▸ STATED GOAL
Extract all lines containing "масло".

▸ PROVIDED DATA
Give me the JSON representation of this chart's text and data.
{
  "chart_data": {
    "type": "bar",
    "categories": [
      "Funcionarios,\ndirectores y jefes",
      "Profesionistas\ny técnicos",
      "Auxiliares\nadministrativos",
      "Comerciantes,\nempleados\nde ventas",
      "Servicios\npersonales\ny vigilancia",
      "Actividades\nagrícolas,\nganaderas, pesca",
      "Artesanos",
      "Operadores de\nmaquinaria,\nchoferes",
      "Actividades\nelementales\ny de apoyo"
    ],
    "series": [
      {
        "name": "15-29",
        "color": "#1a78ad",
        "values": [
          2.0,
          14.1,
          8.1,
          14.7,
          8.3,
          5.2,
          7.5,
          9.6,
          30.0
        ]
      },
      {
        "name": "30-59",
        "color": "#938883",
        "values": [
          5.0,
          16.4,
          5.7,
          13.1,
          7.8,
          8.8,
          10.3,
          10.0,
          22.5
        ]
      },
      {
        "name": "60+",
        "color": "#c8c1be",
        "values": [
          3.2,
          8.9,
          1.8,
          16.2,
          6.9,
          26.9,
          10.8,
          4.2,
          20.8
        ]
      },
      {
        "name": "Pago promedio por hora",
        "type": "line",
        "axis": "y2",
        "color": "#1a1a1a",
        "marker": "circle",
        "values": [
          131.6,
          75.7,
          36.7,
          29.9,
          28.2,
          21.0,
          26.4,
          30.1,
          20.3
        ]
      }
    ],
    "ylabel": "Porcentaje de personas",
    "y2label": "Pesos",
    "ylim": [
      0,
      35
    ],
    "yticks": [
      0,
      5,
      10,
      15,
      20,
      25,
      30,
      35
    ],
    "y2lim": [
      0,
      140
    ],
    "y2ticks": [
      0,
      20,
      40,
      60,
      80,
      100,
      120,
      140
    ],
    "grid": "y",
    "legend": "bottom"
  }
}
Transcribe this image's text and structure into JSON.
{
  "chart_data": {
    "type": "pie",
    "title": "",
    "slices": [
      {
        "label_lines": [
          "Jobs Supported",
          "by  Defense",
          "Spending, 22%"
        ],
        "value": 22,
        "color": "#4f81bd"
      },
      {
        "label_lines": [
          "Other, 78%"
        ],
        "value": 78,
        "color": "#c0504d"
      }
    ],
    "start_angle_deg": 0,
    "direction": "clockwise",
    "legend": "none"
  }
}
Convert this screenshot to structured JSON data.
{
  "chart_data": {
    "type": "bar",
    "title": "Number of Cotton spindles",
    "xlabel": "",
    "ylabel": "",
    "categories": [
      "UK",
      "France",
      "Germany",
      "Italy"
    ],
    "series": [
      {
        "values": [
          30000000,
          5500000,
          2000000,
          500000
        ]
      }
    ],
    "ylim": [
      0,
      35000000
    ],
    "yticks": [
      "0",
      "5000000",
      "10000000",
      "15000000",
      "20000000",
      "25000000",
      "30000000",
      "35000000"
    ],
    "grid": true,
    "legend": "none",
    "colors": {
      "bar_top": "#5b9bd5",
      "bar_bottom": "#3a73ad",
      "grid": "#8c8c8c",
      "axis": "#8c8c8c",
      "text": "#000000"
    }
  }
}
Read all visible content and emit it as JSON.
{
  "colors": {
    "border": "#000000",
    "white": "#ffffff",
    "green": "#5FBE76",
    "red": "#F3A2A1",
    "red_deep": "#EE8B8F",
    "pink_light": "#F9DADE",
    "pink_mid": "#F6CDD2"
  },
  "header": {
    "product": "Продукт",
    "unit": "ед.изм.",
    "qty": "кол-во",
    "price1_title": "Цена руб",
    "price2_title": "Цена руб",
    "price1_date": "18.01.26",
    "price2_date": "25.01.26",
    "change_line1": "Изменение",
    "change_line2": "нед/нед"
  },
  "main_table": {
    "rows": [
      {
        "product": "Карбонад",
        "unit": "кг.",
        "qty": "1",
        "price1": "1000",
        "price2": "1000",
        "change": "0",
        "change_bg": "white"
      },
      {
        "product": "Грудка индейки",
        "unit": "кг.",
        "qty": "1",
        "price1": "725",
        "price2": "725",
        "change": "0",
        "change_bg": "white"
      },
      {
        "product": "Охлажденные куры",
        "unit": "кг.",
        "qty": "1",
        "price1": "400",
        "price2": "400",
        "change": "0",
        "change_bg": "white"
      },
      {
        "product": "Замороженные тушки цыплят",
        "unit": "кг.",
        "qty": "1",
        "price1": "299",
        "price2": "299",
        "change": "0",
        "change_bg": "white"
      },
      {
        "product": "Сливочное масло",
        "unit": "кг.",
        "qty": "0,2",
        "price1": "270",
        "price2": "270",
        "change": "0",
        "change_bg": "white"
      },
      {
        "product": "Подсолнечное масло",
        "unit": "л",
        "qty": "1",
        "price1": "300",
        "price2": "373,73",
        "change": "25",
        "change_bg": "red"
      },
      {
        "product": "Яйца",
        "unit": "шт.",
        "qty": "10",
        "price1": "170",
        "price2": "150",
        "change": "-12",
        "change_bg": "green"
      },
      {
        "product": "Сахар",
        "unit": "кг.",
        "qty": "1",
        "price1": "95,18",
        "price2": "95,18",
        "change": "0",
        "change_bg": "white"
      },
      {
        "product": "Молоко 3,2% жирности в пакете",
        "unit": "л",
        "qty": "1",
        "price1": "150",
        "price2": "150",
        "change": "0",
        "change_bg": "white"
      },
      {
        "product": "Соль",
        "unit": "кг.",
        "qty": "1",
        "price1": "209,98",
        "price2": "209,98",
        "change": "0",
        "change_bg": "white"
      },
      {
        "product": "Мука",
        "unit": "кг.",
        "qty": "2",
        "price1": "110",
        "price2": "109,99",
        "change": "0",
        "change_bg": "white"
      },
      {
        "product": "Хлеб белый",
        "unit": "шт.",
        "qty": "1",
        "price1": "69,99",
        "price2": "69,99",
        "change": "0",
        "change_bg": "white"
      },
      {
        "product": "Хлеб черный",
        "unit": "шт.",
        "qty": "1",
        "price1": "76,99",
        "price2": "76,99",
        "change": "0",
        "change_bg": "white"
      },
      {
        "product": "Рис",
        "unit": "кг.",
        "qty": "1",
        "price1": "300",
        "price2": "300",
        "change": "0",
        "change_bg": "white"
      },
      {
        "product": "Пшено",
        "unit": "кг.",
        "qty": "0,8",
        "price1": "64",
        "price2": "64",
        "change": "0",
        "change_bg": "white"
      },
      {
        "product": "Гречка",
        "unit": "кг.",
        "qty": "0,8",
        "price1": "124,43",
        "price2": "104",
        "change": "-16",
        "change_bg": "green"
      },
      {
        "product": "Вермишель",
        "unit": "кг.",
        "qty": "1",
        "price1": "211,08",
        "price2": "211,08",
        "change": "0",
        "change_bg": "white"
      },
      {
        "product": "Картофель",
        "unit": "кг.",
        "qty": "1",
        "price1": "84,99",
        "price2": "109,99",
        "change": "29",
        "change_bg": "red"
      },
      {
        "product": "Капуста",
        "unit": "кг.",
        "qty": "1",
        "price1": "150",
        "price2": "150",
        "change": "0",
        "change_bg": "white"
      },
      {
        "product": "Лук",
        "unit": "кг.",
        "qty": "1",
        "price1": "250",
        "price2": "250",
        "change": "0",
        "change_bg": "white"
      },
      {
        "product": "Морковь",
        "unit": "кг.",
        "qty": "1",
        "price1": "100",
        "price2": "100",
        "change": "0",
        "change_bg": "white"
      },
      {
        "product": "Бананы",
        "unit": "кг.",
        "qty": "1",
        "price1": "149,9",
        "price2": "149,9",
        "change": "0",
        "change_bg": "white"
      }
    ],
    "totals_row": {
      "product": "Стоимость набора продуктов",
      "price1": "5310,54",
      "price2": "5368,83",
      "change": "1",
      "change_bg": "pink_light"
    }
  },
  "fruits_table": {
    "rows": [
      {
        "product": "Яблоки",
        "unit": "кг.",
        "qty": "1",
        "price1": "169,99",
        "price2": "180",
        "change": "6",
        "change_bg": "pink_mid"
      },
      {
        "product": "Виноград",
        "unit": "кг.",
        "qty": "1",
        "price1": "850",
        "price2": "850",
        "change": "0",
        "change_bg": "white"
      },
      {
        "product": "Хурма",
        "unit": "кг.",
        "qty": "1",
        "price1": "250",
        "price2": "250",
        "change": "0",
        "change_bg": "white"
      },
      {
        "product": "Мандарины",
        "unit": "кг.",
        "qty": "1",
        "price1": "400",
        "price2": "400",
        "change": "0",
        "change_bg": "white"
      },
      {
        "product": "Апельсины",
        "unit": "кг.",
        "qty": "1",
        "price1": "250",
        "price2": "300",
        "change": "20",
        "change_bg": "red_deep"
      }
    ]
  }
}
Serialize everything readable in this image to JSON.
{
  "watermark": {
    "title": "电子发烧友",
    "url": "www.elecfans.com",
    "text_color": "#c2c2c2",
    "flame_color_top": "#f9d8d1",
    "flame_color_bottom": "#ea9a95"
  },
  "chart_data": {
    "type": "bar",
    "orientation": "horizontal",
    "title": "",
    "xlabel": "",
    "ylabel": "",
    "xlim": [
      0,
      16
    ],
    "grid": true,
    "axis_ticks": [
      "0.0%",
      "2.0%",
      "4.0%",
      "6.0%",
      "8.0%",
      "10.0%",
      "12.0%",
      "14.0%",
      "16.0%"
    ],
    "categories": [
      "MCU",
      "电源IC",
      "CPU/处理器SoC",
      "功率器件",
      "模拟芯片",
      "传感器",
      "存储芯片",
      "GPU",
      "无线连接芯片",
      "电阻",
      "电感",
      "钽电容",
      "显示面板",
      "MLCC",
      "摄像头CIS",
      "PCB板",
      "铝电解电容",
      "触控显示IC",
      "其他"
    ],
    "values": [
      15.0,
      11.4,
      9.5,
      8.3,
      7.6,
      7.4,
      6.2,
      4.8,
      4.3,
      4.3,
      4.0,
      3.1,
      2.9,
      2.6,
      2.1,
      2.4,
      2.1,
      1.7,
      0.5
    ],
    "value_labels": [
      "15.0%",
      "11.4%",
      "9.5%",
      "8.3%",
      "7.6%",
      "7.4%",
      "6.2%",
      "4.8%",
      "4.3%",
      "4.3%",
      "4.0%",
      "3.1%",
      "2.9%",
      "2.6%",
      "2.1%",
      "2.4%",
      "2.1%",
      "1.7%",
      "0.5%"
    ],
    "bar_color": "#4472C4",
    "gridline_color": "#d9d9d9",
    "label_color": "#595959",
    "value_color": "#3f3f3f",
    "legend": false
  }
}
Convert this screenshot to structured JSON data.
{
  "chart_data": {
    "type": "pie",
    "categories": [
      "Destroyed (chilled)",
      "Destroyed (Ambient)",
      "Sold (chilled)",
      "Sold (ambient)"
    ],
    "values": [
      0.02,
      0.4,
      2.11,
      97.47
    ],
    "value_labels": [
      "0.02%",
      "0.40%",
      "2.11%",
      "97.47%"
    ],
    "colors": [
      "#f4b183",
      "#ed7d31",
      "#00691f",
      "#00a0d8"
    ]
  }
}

▸ COMPLETE RESPONSE
        "product": "Сливочное масло",
        "product": "Подсолнечное масло",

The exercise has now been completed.